Work required: Transcribe the lines below verbatim, skipping the images.

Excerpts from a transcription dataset
╭──
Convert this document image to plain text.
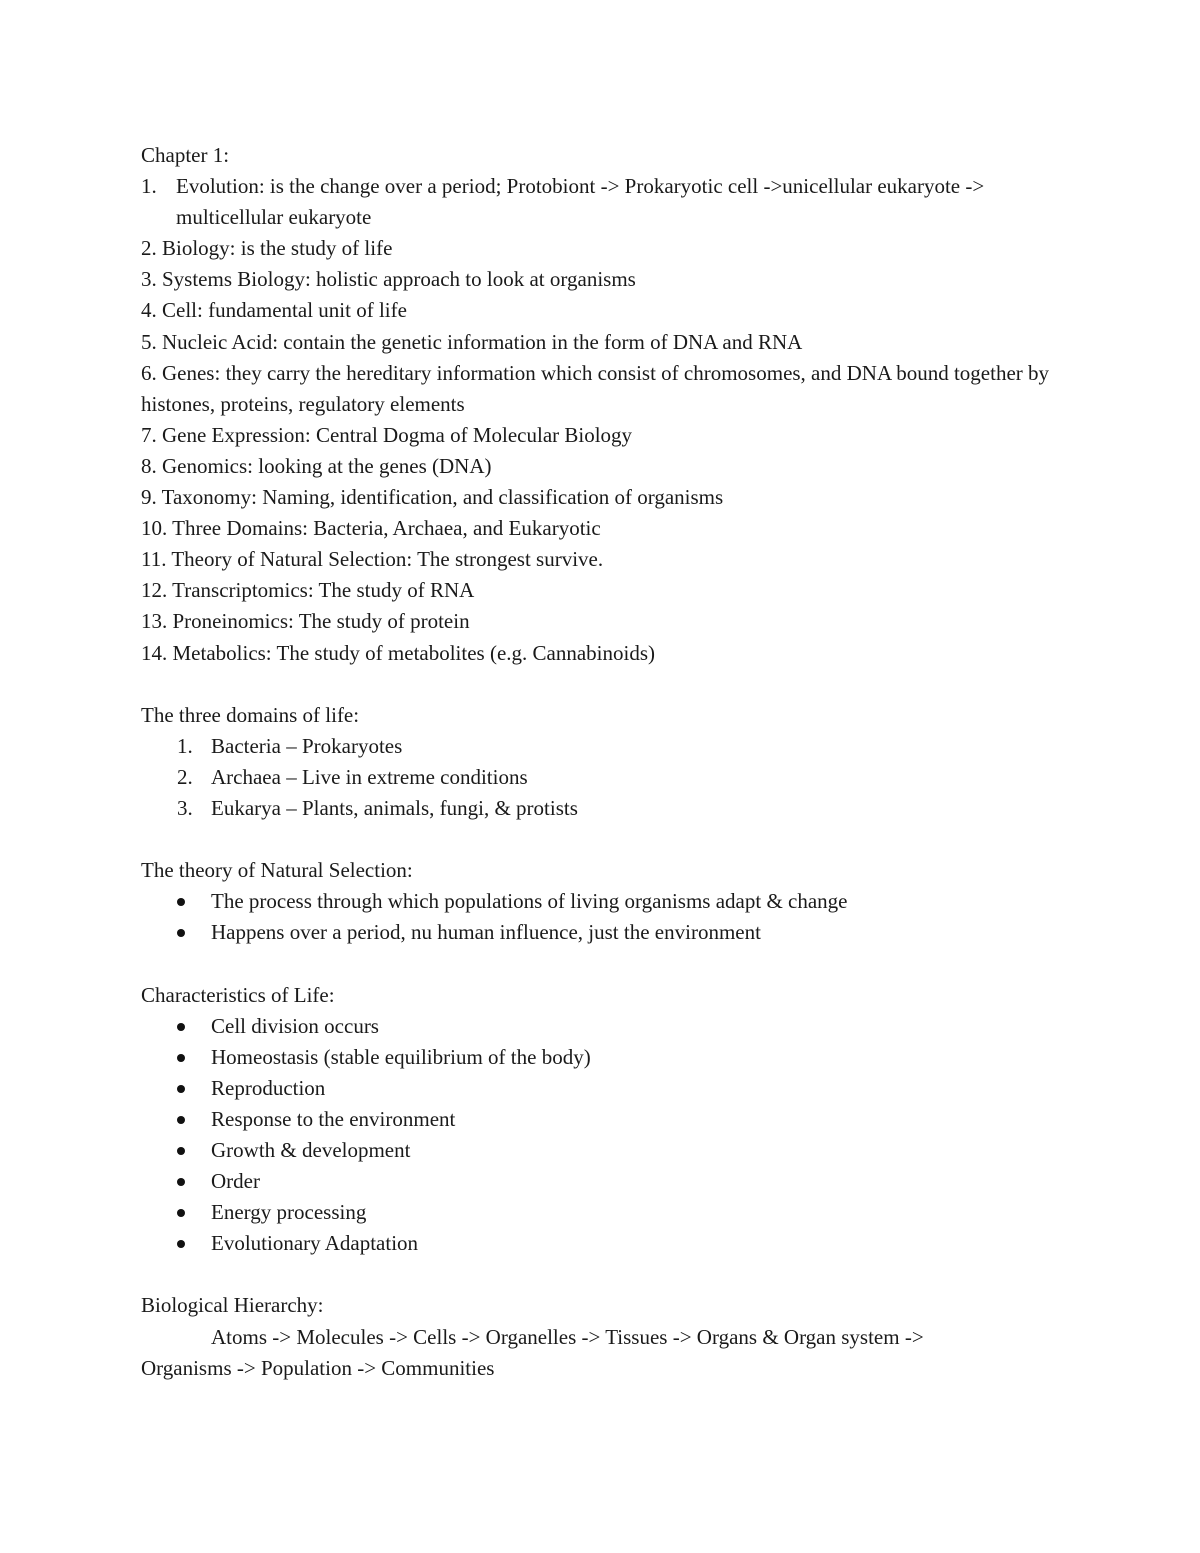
Chapter 1:

1. Evolution: is the change over a period; Protobiont -> Prokaryotic cell ->unicellular eukaryote -> multicellular eukaryote

2. Biology: is the study of life

3. Systems Biology: holistic approach to look at organisms

4. Cell: fundamental unit of life

5. Nucleic Acid: contain the genetic information in the form of DNA and RNA

6. Genes: they carry the hereditary information which consist of chromosomes, and DNA bound together by histones, proteins, regulatory elements

7. Gene Expression: Central Dogma of Molecular Biology

8. Genomics: looking at the genes (DNA)

9. Taxonomy: Naming, identification, and classification of organisms

10. Three Domains: Bacteria, Archaea, and Eukaryotic

11. Theory of Natural Selection: The strongest survive.

12. Transcriptomics: The study of RNA

13. Proneinomics: The study of protein

14. Metabolics: The study of metabolites (e.g. Cannabinoids)

The three domains of life:

1. Bacteria – Prokaryotes
2. Archaea – Live in extreme conditions
3. Eukarya – Plants, animals, fungi, & protists

The theory of Natural Selection:

The process through which populations of living organisms adapt & change
Happens over a period, nu human influence, just the environment

Characteristics of Life:

Cell division occurs
Homeostasis (stable equilibrium of the body)
Reproduction
Response to the environment
Growth & development
Order
Energy processing
Evolutionary Adaptation

Biological Hierarchy:

Atoms -> Molecules -> Cells -> Organelles -> Tissues -> Organs & Organ system ->

Organisms -> Population -> Communities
╰──
Result for this task:
Convert this document image to plain text.
Chapter 1:

1. Evolution: is the change over a period; Protobiont -> Prokaryotic cell ->unicellular eukaryote -> multicellular eukaryote

2. Biology: is the study of life

3. Systems Biology: holistic approach to look at organisms

4. Cell: fundamental unit of life

5. Nucleic Acid: contain the genetic information in the form of DNA and RNA

6. Genes: they carry the hereditary information which consist of chromosomes, and DNA bound together by histones, proteins, regulatory elements

7. Gene Expression: Central Dogma of Molecular Biology

8. Genomics: looking at the genes (DNA)

9. Taxonomy: Naming, identification, and classification of organisms

10. Three Domains: Bacteria, Archaea, and Eukaryotic

11. Theory of Natural Selection: The strongest survive.

12. Transcriptomics: The study of RNA

13. Proneinomics: The study of protein

14. Metabolics: The study of metabolites (e.g. Cannabinoids)

The three domains of life:

1. Bacteria – Prokaryotes
2. Archaea – Live in extreme conditions
3. Eukarya – Plants, animals, fungi, & protists

The theory of Natural Selection:

The process through which populations of living organisms adapt & change
Happens over a period, nu human influence, just the environment

Characteristics of Life:

Cell division occurs
Homeostasis (stable equilibrium of the body)
Reproduction
Response to the environment
Growth & development
Order
Energy processing
Evolutionary Adaptation

Biological Hierarchy:

Atoms -> Molecules -> Cells -> Organelles -> Tissues -> Organs & Organ system ->

Organisms -> Population -> Communities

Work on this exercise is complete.